───── Data provided ─────
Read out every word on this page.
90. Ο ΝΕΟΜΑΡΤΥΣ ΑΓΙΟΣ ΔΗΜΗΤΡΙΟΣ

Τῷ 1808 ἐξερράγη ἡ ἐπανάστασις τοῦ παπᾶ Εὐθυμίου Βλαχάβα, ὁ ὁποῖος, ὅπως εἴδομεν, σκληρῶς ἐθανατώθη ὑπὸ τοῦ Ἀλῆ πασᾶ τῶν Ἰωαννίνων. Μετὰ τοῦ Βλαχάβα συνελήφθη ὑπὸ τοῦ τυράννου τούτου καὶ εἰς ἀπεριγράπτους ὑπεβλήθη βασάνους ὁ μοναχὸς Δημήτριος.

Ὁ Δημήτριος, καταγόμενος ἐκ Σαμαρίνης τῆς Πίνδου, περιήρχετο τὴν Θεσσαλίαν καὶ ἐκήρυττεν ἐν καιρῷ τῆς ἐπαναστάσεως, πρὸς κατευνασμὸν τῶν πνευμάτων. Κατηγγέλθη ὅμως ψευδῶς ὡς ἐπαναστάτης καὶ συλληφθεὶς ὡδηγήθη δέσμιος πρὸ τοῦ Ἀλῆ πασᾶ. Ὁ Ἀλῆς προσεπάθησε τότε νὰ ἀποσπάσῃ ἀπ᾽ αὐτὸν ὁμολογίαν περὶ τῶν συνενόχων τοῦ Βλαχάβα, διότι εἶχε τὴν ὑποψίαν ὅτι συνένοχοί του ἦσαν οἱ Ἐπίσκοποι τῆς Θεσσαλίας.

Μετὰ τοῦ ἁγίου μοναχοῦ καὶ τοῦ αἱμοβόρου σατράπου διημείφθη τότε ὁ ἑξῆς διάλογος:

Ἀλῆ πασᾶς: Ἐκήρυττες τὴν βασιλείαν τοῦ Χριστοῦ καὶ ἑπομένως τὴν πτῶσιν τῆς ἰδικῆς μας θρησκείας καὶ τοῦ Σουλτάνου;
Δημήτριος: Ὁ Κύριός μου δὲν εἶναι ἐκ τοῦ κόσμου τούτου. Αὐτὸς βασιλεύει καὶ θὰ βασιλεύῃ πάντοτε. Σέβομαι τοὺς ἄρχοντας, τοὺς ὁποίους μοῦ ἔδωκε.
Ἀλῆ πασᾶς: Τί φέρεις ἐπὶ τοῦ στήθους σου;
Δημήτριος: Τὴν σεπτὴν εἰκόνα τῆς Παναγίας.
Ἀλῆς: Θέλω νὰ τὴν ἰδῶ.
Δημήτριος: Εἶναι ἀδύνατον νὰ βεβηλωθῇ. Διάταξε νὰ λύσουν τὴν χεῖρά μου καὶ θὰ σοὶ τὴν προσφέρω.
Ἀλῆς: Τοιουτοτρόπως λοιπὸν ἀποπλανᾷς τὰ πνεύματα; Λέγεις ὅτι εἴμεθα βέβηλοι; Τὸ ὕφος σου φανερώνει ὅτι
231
─────
*Given instruction:*
The entries above should be repeated exactly, every one of them.

*Expected answer:*
Read out every word on this page.
90. Ο ΝΕΟΜΑΡΤΥΣ ΑΓΙΟΣ ΔΗΜΗΤΡΙΟΣ

Τῷ 1808 ἐξερράγη ἡ ἐπανάστασις τοῦ παπᾶ Εὐθυμίου Βλαχάβα, ὁ ὁποῖος, ὅπως εἴδομεν, σκληρῶς ἐθανατώθη ὑπὸ τοῦ Ἀλῆ πασᾶ τῶν Ἰωαννίνων. Μετὰ τοῦ Βλαχάβα συνελήφθη ὑπὸ τοῦ τυράννου τούτου καὶ εἰς ἀπεριγράπτους ὑπεβλήθη βασάνους ὁ μοναχὸς Δημήτριος.

Ὁ Δημήτριος, καταγόμενος ἐκ Σαμαρίνης τῆς Πίνδου, περιήρχετο τὴν Θεσσαλίαν καὶ ἐκήρυττεν ἐν καιρῷ τῆς ἐπαναστάσεως, πρὸς κατευνασμὸν τῶν πνευμάτων. Κατηγγέλθη ὅμως ψευδῶς ὡς ἐπαναστάτης καὶ συλληφθεὶς ὡδηγήθη δέσμιος πρὸ τοῦ Ἀλῆ πασᾶ. Ὁ Ἀλῆς προσεπάθησε τότε νὰ ἀποσπάσῃ ἀπ᾽ αὐτὸν ὁμολογίαν περὶ τῶν συνενόχων τοῦ Βλαχάβα, διότι εἶχε τὴν ὑποψίαν ὅτι συνένοχοί του ἦσαν οἱ Ἐπίσκοποι τῆς Θεσσαλίας.

Μετὰ τοῦ ἁγίου μοναχοῦ καὶ τοῦ αἱμοβόρου σατράπου διημείφθη τότε ὁ ἑξῆς διάλογος:

Ἀλῆ πασᾶς: Ἐκήρυττες τὴν βασιλείαν τοῦ Χριστοῦ καὶ ἑπομένως τὴν πτῶσιν τῆς ἰδικῆς μας θρησκείας καὶ τοῦ Σουλτάνου;
Δημήτριος: Ὁ Κύριός μου δὲν εἶναι ἐκ τοῦ κόσμου τούτου. Αὐτὸς βασιλεύει καὶ θὰ βασιλεύῃ πάντοτε. Σέβομαι τοὺς ἄρχοντας, τοὺς ὁποίους μοῦ ἔδωκε.
Ἀλῆ πασᾶς: Τί φέρεις ἐπὶ τοῦ στήθους σου;
Δημήτριος: Τὴν σεπτὴν εἰκόνα τῆς Παναγίας.
Ἀλῆς: Θέλω νὰ τὴν ἰδῶ.
Δημήτριος: Εἶναι ἀδύνατον νὰ βεβηλωθῇ. Διάταξε νὰ λύσουν τὴν χεῖρά μου καὶ θὰ σοὶ τὴν προσφέρω.
Ἀλῆς: Τοιουτοτρόπως λοιπὸν ἀποπλανᾷς τὰ πνεύματα; Λέγεις ὅτι εἴμεθα βέβηλοι; Τὸ ὕφος σου φανερώνει ὅτι
231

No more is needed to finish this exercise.